### Set exercise
List all the lines in these records that hold "left".

(Stored entries)
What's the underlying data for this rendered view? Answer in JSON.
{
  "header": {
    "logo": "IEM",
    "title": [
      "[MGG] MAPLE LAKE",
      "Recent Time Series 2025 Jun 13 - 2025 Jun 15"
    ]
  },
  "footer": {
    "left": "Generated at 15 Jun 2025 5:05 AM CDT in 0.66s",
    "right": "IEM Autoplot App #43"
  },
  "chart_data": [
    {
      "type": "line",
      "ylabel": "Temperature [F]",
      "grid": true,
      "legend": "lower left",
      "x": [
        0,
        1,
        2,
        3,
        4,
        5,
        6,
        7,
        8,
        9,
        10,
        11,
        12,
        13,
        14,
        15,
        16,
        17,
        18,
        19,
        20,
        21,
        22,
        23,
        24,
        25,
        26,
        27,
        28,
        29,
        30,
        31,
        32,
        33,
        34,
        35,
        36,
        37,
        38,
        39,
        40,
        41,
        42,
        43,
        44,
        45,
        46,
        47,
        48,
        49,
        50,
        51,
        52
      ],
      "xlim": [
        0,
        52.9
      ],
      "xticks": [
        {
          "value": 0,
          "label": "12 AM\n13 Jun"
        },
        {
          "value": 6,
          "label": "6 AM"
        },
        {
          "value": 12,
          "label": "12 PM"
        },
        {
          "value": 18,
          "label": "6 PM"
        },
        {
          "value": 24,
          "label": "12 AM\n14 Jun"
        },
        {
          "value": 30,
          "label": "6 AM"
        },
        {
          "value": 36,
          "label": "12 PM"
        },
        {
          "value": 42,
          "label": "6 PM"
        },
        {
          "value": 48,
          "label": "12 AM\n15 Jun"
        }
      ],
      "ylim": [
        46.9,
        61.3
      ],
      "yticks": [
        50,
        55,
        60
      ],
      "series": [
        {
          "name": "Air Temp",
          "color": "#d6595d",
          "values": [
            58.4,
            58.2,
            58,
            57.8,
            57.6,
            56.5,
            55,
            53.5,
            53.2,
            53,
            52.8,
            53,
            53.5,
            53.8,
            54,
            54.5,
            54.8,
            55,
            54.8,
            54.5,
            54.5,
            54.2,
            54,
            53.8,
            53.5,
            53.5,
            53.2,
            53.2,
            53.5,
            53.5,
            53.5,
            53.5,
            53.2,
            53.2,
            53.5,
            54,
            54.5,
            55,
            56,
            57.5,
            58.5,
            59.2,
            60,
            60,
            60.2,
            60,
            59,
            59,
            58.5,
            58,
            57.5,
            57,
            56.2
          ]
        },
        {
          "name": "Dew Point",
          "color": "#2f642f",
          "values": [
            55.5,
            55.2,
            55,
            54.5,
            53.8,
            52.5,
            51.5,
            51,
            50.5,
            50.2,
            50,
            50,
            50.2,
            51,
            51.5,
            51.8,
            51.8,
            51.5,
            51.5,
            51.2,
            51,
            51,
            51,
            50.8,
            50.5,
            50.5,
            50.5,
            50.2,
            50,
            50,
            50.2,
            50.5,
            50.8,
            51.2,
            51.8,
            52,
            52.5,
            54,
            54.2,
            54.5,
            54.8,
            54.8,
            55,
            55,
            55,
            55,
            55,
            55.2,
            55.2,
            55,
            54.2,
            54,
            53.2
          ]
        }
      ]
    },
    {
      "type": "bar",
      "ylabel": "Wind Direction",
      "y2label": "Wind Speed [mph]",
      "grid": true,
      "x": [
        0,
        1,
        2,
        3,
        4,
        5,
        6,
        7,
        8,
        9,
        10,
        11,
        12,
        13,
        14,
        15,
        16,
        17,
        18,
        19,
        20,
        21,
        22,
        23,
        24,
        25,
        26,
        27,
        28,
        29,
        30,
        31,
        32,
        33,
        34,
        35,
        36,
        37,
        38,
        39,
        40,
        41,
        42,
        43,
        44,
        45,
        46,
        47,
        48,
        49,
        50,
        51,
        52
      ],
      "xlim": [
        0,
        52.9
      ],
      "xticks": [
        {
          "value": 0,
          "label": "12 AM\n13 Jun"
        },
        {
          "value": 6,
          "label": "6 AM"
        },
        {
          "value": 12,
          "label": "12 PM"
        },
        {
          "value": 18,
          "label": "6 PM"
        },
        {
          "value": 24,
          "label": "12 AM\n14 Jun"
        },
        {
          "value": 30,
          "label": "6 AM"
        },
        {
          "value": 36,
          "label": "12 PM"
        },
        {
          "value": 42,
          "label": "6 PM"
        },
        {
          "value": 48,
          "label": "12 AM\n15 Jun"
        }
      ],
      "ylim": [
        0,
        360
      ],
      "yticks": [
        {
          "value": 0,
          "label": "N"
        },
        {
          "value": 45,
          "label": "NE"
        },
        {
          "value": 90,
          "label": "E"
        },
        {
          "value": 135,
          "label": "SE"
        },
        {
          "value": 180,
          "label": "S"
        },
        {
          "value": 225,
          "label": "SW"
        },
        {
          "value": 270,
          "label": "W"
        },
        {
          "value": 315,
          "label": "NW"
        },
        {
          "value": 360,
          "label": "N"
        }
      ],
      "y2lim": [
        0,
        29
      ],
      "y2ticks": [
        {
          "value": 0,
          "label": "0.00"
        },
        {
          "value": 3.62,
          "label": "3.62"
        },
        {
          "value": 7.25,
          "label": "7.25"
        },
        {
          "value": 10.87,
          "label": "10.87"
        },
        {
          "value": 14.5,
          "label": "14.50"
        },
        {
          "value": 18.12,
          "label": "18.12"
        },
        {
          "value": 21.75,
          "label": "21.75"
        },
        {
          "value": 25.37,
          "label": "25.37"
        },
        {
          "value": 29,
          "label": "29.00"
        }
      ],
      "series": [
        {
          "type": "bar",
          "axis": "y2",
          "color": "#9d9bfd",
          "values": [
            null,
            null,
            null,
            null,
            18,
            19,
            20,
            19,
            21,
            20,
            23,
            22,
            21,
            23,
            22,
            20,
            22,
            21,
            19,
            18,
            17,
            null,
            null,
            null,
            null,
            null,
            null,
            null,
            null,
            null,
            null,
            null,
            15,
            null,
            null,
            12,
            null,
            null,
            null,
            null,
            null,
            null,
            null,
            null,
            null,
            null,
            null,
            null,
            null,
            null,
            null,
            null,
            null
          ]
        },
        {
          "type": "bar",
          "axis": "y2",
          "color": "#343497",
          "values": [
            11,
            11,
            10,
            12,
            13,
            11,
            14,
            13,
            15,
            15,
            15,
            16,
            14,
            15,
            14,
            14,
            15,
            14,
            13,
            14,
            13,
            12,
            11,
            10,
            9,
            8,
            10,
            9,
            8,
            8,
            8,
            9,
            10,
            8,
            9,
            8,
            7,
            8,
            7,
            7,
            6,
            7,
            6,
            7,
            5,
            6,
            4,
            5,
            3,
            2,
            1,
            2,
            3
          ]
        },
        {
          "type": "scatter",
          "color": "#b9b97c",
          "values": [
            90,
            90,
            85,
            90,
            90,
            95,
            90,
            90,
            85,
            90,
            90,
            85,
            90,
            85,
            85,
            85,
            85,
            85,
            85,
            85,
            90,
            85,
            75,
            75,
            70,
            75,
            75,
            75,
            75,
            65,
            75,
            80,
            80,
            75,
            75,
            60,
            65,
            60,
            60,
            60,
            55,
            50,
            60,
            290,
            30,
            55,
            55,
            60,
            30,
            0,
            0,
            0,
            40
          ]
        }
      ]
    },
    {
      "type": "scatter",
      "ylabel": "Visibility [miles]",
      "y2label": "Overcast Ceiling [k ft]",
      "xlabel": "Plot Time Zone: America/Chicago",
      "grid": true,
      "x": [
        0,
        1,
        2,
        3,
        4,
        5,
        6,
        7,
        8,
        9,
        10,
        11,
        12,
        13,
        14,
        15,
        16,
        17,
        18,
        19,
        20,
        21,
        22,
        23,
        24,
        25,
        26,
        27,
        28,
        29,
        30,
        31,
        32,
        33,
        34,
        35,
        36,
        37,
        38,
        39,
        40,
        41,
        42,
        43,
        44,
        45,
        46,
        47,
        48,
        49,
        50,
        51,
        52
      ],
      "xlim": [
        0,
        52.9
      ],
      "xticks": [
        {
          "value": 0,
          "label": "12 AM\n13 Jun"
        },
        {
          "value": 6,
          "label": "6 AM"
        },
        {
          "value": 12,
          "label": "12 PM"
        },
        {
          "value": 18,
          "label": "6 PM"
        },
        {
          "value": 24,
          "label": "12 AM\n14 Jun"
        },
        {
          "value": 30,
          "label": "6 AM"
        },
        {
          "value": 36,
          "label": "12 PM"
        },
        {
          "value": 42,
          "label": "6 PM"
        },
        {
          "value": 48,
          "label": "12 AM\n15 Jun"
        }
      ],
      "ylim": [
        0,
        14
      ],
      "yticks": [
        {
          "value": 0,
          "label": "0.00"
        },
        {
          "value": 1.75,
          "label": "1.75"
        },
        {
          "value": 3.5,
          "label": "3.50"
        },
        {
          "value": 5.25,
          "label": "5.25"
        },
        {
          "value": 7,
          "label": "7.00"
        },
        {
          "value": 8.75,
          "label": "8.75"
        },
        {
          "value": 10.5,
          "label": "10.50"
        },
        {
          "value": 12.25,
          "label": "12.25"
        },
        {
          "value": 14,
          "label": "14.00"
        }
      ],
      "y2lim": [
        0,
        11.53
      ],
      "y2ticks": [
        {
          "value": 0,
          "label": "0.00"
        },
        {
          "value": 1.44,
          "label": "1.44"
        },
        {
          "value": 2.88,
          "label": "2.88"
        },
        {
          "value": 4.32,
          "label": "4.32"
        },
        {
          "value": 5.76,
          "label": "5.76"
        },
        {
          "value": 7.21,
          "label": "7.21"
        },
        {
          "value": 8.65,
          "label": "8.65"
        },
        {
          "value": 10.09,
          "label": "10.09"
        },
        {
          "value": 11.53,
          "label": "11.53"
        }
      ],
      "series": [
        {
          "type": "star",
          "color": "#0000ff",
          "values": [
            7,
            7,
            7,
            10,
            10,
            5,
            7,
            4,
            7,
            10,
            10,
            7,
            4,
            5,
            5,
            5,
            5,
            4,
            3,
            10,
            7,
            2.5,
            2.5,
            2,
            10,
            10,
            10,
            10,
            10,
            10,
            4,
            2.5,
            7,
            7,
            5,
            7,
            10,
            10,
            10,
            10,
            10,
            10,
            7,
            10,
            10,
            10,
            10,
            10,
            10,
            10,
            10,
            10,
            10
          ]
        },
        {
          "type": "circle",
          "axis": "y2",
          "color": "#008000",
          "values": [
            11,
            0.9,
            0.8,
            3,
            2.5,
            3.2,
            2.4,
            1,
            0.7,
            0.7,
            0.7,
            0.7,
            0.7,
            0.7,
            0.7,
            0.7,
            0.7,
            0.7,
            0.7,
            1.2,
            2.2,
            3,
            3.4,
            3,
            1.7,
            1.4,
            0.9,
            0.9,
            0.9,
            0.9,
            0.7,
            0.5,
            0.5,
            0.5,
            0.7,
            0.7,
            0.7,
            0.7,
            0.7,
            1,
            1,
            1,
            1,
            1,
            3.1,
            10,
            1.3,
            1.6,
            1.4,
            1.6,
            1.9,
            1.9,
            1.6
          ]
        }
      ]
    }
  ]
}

### Answer to this problem
    "left": "Generated at 15 Jun 2025 5:05 AM CDT in 0.66s",
      "legend": "lower left",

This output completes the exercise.